__AIM__
Copy the lines holding the word "title", all of them.

── RECORDS SHOWN

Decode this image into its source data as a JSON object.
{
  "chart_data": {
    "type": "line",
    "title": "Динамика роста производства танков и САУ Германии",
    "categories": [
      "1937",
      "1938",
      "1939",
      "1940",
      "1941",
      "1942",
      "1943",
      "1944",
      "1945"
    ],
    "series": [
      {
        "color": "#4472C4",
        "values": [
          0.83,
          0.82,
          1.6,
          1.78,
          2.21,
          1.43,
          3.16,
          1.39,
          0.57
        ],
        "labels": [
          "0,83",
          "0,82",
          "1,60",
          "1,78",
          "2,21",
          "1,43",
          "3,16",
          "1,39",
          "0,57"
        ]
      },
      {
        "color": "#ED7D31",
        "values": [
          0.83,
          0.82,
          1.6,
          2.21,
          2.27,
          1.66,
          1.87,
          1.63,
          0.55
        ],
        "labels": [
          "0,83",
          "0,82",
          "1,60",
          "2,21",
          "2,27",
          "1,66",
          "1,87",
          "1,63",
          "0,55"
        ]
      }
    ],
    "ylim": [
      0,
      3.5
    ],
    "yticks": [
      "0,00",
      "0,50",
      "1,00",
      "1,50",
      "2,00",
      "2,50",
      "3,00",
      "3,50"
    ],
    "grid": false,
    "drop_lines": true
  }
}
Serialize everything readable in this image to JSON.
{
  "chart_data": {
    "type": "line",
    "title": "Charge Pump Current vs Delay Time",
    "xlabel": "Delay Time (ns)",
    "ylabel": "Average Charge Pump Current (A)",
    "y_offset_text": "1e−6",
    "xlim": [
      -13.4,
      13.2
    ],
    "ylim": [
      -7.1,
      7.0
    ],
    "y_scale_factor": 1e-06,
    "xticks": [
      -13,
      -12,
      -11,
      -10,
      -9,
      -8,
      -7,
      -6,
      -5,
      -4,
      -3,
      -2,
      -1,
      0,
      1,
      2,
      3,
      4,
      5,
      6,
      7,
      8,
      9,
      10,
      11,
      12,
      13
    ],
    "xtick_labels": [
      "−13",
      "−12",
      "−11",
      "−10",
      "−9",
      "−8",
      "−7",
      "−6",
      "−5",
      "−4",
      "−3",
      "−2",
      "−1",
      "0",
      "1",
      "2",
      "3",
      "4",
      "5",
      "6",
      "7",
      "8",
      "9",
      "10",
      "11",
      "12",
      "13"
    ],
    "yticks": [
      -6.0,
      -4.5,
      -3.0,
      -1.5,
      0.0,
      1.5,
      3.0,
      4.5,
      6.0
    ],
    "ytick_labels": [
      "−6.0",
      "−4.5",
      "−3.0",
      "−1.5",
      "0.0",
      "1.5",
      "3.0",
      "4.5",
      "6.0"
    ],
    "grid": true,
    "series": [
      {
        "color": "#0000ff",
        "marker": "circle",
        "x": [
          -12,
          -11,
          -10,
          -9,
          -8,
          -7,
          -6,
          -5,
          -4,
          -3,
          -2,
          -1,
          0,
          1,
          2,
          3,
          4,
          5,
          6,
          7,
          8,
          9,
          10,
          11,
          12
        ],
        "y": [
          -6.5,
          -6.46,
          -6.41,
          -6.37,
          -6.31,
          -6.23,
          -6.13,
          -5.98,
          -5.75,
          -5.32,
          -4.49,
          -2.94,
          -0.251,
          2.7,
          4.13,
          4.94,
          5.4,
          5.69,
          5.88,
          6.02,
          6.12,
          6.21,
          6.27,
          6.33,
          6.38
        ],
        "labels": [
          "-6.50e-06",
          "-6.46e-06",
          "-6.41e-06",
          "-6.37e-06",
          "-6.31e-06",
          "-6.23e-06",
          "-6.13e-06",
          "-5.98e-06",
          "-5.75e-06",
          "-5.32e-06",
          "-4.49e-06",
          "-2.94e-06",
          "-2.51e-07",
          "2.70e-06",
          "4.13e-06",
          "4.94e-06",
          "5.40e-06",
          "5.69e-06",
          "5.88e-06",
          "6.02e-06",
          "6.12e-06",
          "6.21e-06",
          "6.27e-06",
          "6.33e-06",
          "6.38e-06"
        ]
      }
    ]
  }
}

────

__WORKED SOLUTION__
    "title": "Динамика роста производства танков и САУ Германии",
    "title": "Charge Pump Current vs Delay Time",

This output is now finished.